→ Aim of the exercise
Could you extract every entry below and reproduce it exactly?

[Start of Task inputs]

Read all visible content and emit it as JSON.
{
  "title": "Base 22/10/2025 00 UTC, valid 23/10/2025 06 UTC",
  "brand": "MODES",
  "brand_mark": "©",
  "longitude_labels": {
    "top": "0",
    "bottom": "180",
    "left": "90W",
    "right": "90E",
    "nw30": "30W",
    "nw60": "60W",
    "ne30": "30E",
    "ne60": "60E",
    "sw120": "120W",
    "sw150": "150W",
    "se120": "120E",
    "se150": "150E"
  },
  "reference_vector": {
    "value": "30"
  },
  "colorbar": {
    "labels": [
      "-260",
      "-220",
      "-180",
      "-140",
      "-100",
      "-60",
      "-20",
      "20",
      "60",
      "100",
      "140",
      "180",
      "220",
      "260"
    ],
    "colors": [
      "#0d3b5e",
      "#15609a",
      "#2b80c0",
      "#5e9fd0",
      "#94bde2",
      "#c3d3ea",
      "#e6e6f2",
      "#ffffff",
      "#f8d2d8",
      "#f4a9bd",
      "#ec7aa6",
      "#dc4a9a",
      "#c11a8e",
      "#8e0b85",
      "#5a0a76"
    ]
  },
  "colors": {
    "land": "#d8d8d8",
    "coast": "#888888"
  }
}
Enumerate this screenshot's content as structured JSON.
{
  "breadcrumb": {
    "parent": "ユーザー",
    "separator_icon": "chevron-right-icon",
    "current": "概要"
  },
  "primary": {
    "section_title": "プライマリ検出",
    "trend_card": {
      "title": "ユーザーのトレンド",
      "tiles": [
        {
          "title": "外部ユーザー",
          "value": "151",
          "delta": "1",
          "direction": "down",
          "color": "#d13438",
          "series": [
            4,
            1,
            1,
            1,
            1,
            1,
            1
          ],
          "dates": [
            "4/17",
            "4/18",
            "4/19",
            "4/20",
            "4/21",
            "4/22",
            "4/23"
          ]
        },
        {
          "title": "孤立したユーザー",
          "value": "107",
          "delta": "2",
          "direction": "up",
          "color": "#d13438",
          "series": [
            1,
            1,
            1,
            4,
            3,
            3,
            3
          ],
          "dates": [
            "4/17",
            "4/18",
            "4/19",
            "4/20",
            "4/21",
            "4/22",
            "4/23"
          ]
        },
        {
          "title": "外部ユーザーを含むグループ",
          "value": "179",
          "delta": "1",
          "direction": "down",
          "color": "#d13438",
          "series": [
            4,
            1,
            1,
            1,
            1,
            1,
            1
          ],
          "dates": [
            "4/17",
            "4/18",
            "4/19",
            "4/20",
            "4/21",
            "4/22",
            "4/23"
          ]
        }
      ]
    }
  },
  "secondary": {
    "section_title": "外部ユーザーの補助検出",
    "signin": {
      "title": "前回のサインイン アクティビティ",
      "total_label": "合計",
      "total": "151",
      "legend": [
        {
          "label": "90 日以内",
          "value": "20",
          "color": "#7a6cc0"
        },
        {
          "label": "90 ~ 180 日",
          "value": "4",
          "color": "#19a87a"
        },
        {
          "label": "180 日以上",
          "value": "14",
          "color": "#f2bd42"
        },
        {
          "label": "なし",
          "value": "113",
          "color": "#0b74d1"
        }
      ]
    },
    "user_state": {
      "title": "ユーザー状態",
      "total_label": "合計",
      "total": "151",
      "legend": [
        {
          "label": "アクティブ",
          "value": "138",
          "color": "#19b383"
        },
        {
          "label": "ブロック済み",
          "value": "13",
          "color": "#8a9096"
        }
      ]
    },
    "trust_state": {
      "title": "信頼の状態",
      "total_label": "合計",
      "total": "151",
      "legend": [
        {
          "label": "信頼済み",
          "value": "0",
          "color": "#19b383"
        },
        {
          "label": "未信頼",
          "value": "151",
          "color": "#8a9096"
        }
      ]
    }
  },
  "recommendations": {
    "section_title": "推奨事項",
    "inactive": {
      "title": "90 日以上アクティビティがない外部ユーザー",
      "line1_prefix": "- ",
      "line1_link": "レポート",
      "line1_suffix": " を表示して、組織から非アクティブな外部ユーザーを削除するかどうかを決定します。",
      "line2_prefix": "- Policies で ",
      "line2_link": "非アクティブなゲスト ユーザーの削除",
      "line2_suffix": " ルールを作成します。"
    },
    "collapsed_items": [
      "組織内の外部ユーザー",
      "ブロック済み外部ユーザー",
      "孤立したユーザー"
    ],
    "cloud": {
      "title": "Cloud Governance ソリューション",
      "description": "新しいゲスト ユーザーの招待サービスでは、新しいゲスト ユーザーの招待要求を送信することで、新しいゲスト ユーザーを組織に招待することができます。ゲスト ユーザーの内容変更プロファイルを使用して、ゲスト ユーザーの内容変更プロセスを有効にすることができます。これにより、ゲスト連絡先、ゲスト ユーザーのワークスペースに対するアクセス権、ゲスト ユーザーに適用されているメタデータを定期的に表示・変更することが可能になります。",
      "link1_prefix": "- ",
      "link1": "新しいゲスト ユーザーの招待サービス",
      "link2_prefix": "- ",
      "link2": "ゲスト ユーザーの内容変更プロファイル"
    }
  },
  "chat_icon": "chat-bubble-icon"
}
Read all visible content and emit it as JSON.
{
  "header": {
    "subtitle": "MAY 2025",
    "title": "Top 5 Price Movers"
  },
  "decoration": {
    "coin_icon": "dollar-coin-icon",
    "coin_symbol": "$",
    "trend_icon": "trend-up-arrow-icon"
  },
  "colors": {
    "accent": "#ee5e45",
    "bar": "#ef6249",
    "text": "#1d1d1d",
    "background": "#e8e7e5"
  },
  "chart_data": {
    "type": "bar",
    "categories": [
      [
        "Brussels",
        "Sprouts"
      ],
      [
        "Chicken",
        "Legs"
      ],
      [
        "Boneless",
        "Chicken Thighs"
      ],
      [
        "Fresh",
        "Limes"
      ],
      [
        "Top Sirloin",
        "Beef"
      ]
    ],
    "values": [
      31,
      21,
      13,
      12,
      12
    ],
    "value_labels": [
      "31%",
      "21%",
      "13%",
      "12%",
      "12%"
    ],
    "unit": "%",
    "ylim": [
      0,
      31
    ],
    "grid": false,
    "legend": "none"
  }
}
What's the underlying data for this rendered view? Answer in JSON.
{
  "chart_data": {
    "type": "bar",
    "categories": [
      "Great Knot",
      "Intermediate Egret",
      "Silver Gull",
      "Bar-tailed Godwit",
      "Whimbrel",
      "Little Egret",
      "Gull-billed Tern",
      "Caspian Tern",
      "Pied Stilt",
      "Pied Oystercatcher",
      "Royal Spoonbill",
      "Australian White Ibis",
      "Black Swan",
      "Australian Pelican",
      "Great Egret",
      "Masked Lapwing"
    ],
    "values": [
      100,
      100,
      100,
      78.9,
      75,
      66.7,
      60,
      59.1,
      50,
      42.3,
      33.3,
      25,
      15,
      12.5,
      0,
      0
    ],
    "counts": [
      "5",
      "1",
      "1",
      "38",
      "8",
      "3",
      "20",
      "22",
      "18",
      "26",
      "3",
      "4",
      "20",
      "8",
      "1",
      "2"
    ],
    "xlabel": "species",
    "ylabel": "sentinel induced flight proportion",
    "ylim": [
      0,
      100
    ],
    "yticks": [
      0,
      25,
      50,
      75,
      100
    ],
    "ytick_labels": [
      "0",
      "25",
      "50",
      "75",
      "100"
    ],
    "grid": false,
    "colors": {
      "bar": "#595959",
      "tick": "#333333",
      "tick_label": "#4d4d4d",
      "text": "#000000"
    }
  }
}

[End of Task inputs]

→ Solution for this task
Read all visible content and emit it as JSON.
{
  "title": "Base 22/10/2025 00 UTC, valid 23/10/2025 06 UTC",
  "brand": "MODES",
  "brand_mark": "©",
  "longitude_labels": {
    "top": "0",
    "bottom": "180",
    "left": "90W",
    "right": "90E",
    "nw30": "30W",
    "nw60": "60W",
    "ne30": "30E",
    "ne60": "60E",
    "sw120": "120W",
    "sw150": "150W",
    "se120": "120E",
    "se150": "150E"
  },
  "reference_vector": {
    "value": "30"
  },
  "colorbar": {
    "labels": [
      "-260",
      "-220",
      "-180",
      "-140",
      "-100",
      "-60",
      "-20",
      "20",
      "60",
      "100",
      "140",
      "180",
      "220",
      "260"
    ],
    "colors": [
      "#0d3b5e",
      "#15609a",
      "#2b80c0",
      "#5e9fd0",
      "#94bde2",
      "#c3d3ea",
      "#e6e6f2",
      "#ffffff",
      "#f8d2d8",
      "#f4a9bd",
      "#ec7aa6",
      "#dc4a9a",
      "#c11a8e",
      "#8e0b85",
      "#5a0a76"
    ]
  },
  "colors": {
    "land": "#d8d8d8",
    "coast": "#888888"
  }
}
Enumerate this screenshot's content as structured JSON.
{
  "breadcrumb": {
    "parent": "ユーザー",
    "separator_icon": "chevron-right-icon",
    "current": "概要"
  },
  "primary": {
    "section_title": "プライマリ検出",
    "trend_card": {
      "title": "ユーザーのトレンド",
      "tiles": [
        {
          "title": "外部ユーザー",
          "value": "151",
          "delta": "1",
          "direction": "down",
          "color": "#d13438",
          "series": [
            4,
            1,
            1,
            1,
            1,
            1,
            1
          ],
          "dates": [
            "4/17",
            "4/18",
            "4/19",
            "4/20",
            "4/21",
            "4/22",
            "4/23"
          ]
        },
        {
          "title": "孤立したユーザー",
          "value": "107",
          "delta": "2",
          "direction": "up",
          "color": "#d13438",
          "series": [
            1,
            1,
            1,
            4,
            3,
            3,
            3
          ],
          "dates": [
            "4/17",
            "4/18",
            "4/19",
            "4/20",
            "4/21",
            "4/22",
            "4/23"
          ]
        },
        {
          "title": "外部ユーザーを含むグループ",
          "value": "179",
          "delta": "1",
          "direction": "down",
          "color": "#d13438",
          "series": [
            4,
            1,
            1,
            1,
            1,
            1,
            1
          ],
          "dates": [
            "4/17",
            "4/18",
            "4/19",
            "4/20",
            "4/21",
            "4/22",
            "4/23"
          ]
        }
      ]
    }
  },
  "secondary": {
    "section_title": "外部ユーザーの補助検出",
    "signin": {
      "title": "前回のサインイン アクティビティ",
      "total_label": "合計",
      "total": "151",
      "legend": [
        {
          "label": "90 日以内",
          "value": "20",
          "color": "#7a6cc0"
        },
        {
          "label": "90 ~ 180 日",
          "value": "4",
          "color": "#19a87a"
        },
        {
          "label": "180 日以上",
          "value": "14",
          "color": "#f2bd42"
        },
        {
          "label": "なし",
          "value": "113",
          "color": "#0b74d1"
        }
      ]
    },
    "user_state": {
      "title": "ユーザー状態",
      "total_label": "合計",
      "total": "151",
      "legend": [
        {
          "label": "アクティブ",
          "value": "138",
          "color": "#19b383"
        },
        {
          "label": "ブロック済み",
          "value": "13",
          "color": "#8a9096"
        }
      ]
    },
    "trust_state": {
      "title": "信頼の状態",
      "total_label": "合計",
      "total": "151",
      "legend": [
        {
          "label": "信頼済み",
          "value": "0",
          "color": "#19b383"
        },
        {
          "label": "未信頼",
          "value": "151",
          "color": "#8a9096"
        }
      ]
    }
  },
  "recommendations": {
    "section_title": "推奨事項",
    "inactive": {
      "title": "90 日以上アクティビティがない外部ユーザー",
      "line1_prefix": "- ",
      "line1_link": "レポート",
      "line1_suffix": " を表示して、組織から非アクティブな外部ユーザーを削除するかどうかを決定します。",
      "line2_prefix": "- Policies で ",
      "line2_link": "非アクティブなゲスト ユーザーの削除",
      "line2_suffix": " ルールを作成します。"
    },
    "collapsed_items": [
      "組織内の外部ユーザー",
      "ブロック済み外部ユーザー",
      "孤立したユーザー"
    ],
    "cloud": {
      "title": "Cloud Governance ソリューション",
      "description": "新しいゲスト ユーザーの招待サービスでは、新しいゲスト ユーザーの招待要求を送信することで、新しいゲスト ユーザーを組織に招待することができます。ゲスト ユーザーの内容変更プロファイルを使用して、ゲスト ユーザーの内容変更プロセスを有効にすることができます。これにより、ゲスト連絡先、ゲスト ユーザーのワークスペースに対するアクセス権、ゲスト ユーザーに適用されているメタデータを定期的に表示・変更することが可能になります。",
      "link1_prefix": "- ",
      "link1": "新しいゲスト ユーザーの招待サービス",
      "link2_prefix": "- ",
      "link2": "ゲスト ユーザーの内容変更プロファイル"
    }
  },
  "chat_icon": "chat-bubble-icon"
}
Read all visible content and emit it as JSON.
{
  "header": {
    "subtitle": "MAY 2025",
    "title": "Top 5 Price Movers"
  },
  "decoration": {
    "coin_icon": "dollar-coin-icon",
    "coin_symbol": "$",
    "trend_icon": "trend-up-arrow-icon"
  },
  "colors": {
    "accent": "#ee5e45",
    "bar": "#ef6249",
    "text": "#1d1d1d",
    "background": "#e8e7e5"
  },
  "chart_data": {
    "type": "bar",
    "categories": [
      [
        "Brussels",
        "Sprouts"
      ],
      [
        "Chicken",
        "Legs"
      ],
      [
        "Boneless",
        "Chicken Thighs"
      ],
      [
        "Fresh",
        "Limes"
      ],
      [
        "Top Sirloin",
        "Beef"
      ]
    ],
    "values": [
      31,
      21,
      13,
      12,
      12
    ],
    "value_labels": [
      "31%",
      "21%",
      "13%",
      "12%",
      "12%"
    ],
    "unit": "%",
    "ylim": [
      0,
      31
    ],
    "grid": false,
    "legend": "none"
  }
}
What's the underlying data for this rendered view? Answer in JSON.
{
  "chart_data": {
    "type": "bar",
    "categories": [
      "Great Knot",
      "Intermediate Egret",
      "Silver Gull",
      "Bar-tailed Godwit",
      "Whimbrel",
      "Little Egret",
      "Gull-billed Tern",
      "Caspian Tern",
      "Pied Stilt",
      "Pied Oystercatcher",
      "Royal Spoonbill",
      "Australian White Ibis",
      "Black Swan",
      "Australian Pelican",
      "Great Egret",
      "Masked Lapwing"
    ],
    "values": [
      100,
      100,
      100,
      78.9,
      75,
      66.7,
      60,
      59.1,
      50,
      42.3,
      33.3,
      25,
      15,
      12.5,
      0,
      0
    ],
    "counts": [
      "5",
      "1",
      "1",
      "38",
      "8",
      "3",
      "20",
      "22",
      "18",
      "26",
      "3",
      "4",
      "20",
      "8",
      "1",
      "2"
    ],
    "xlabel": "species",
    "ylabel": "sentinel induced flight proportion",
    "ylim": [
      0,
      100
    ],
    "yticks": [
      0,
      25,
      50,
      75,
      100
    ],
    "ytick_labels": [
      "0",
      "25",
      "50",
      "75",
      "100"
    ],
    "grid": false,
    "colors": {
      "bar": "#595959",
      "tick": "#333333",
      "tick_label": "#4d4d4d",
      "text": "#000000"
    }
  }
}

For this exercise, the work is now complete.